Exercises:
1. In the Kubeflow on Volcano guide, reproduce the passage that begins at the words "Volcano is an" and stops after the words "Kubeflow mentioned above.".
2. Answer these questions using the Kubeflow on Volcano guide:
(a) In what year was Kubeflow born?
(b) What system is Volcano built on?
(c) Which tool must be downloaded first?
3. According to the Kubeflow on Volcano guide, why is building an end-to-end AI computing platform on Kubernetes complicated and tedious?

Given passage:
______

Kubeflow on Volcano

Kubeflow introduction

Kubernetes has become the de facto standard for cloud native application choreography and management, and more and more applications are migrating to Kubernetes. The field of artificial intelligence and machine learning naturally contains a large number of computation-intensive tasks. Developers are very willing to build an AI platform based on Kubernetes and make full use of the resource management, application scheduling, operation and maintenance monitoring capabilities provided by Kubernetes. However, it is a very complicated and tedious process to build an end-to-end AI computing platform based on Kubernetes, which needs to deal with many links. In addition to the model training we are familiar with, it also includes data collection, preprocessing, resource management, feature extraction, data verification, model management, model release, monitoring and other links. For an AI algorithm engineer, if he wants to do model training, he has to build a set of AI computing platform. This process is time-consuming and laborious, and requires a lot of knowledge accumulation[1].

image

Model training workflow

Kubeflow was born in 2017. The Kubeflow project is built based on containers and Kubernetes, aiming to provide data scientists, machine learning engineers, system operation and maintenance personnel with an agile platform for machine learning business deployment, development, training, release and management. It takes advantage of cloud native technology to make it faster and easier for users to deploy, use and manage the most popular machine learning software.

What scenarios can we use Kubeflow for:

  • You want to train the TensorFlow model and you can use the model interface to publish application services in the K8S environment.
  • You want to debug your code using Jupyter Notebooks, a multi-user Notebook Server.
  • In the training Job, the CPU or GPU resources need to be scheduled and choreographed.
  • You want TensorFlow to be combined with other components to publish services.

Kubeflow on Volcano

Volcano is an enhanced high performance computing task batch processing system built on Kubernetes. As a platform for high performance computing scenarios, it makes up for Kubernetes’ lack of basic capabilities in machine learning, deep learning, HPC, and big data computing scenarios, including gang-schedule scheduling capability, computational task queue management, task-topology, and GPU affinity scheduling. In addition, Volcano has enhanced the batch creation and life cycle management of computing tasks, fair-share, binpack scheduling and other aspects on the basis of the native Kubernetes capability. Volcano has fully solved the problem of distributed training in Kubeflow mentioned above.

download kfctl

First of all, you need to download kfctl, you can choose the appropriate compressed package file according to the system [1].

$ tar -xvf kfctl_v1.0.2-0-ga476281_linux.tar.gz
$ sudo mv ./kfctl /usr/local/bin/kfctl

Configure environment variables

$ export PATH= $PATH:"<path-to-kfctl>"
$ export KF_NAME=<your choice of name for the Kubeflow deployment>
$ export BASE_DIR=<path to a base directory>
$ export KF_DIR=${BASE_DIR}/${KF_NAME}
$ export CONFIG_URI="https://raw.githubusercontent.com/kubeflow/manifests/v1.0-branch/kfdef/kfctl_k8s_istio.v1.0.2.yaml"

______

Page segmentation data
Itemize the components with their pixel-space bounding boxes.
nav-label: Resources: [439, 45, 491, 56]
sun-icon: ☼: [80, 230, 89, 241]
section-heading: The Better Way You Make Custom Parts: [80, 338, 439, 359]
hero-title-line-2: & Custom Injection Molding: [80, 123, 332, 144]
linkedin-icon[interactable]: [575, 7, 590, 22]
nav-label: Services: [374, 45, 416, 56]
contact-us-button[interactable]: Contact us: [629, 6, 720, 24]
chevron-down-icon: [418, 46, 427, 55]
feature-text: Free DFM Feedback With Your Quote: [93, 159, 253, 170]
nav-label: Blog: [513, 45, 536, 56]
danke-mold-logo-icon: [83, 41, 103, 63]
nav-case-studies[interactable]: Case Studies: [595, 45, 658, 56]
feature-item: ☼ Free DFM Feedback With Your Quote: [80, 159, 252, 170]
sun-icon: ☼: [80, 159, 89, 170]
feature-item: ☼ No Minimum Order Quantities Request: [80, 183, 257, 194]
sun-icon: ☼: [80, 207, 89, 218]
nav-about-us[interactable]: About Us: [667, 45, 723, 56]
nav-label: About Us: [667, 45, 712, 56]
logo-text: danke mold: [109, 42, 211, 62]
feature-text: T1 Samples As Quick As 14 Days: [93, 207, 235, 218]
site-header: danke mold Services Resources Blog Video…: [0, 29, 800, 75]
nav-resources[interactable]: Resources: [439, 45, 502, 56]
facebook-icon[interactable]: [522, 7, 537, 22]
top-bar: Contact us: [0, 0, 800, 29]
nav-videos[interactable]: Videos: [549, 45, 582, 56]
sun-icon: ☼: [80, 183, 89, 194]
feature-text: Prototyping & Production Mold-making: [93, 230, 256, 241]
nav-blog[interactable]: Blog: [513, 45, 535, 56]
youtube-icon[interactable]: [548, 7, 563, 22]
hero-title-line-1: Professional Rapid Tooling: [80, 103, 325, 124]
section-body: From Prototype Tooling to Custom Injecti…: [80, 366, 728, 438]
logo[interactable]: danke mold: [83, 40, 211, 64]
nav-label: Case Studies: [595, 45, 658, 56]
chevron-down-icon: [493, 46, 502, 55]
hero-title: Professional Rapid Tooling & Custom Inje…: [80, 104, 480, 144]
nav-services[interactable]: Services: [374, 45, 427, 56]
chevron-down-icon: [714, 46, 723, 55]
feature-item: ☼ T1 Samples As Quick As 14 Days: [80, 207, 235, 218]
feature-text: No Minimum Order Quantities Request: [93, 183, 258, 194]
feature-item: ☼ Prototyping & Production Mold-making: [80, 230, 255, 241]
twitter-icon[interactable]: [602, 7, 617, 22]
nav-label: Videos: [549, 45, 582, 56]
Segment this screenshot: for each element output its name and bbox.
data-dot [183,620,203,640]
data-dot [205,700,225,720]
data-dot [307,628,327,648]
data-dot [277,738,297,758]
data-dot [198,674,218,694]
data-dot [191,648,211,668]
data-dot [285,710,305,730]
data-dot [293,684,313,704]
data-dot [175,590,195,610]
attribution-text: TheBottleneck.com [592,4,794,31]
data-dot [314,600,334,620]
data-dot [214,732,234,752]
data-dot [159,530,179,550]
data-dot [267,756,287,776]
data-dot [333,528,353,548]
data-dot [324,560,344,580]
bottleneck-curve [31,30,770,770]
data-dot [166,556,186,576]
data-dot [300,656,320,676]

______

Outputs in order:
1.
Volcano is an enhanced high performance computing task batch processing system built on Kubernetes. As a platform for high performance computing scenarios, it makes up for Kubernetes’ lack of basic capabilities in machine learning, deep learning, HPC, and big data computing scenarios, including gang-schedule scheduling capability, computational task queue management, task-topology, and GPU affinity scheduling. In addition, Volcano has enhanced the batch creation and life cycle management of computing tasks, fair-share, binpack scheduling and other aspects on the basis of the native Kubernetes capability. Volcano has fully solved the problem of distributed training in Kubeflow mentioned above.

2.
(a) 2017
(b) Kubernetes
(c) kfctl

3. It requires handling many links beyond model training. These include data collection, preprocessing, resource management, feature extraction, data verification, model management, model release, and monitoring.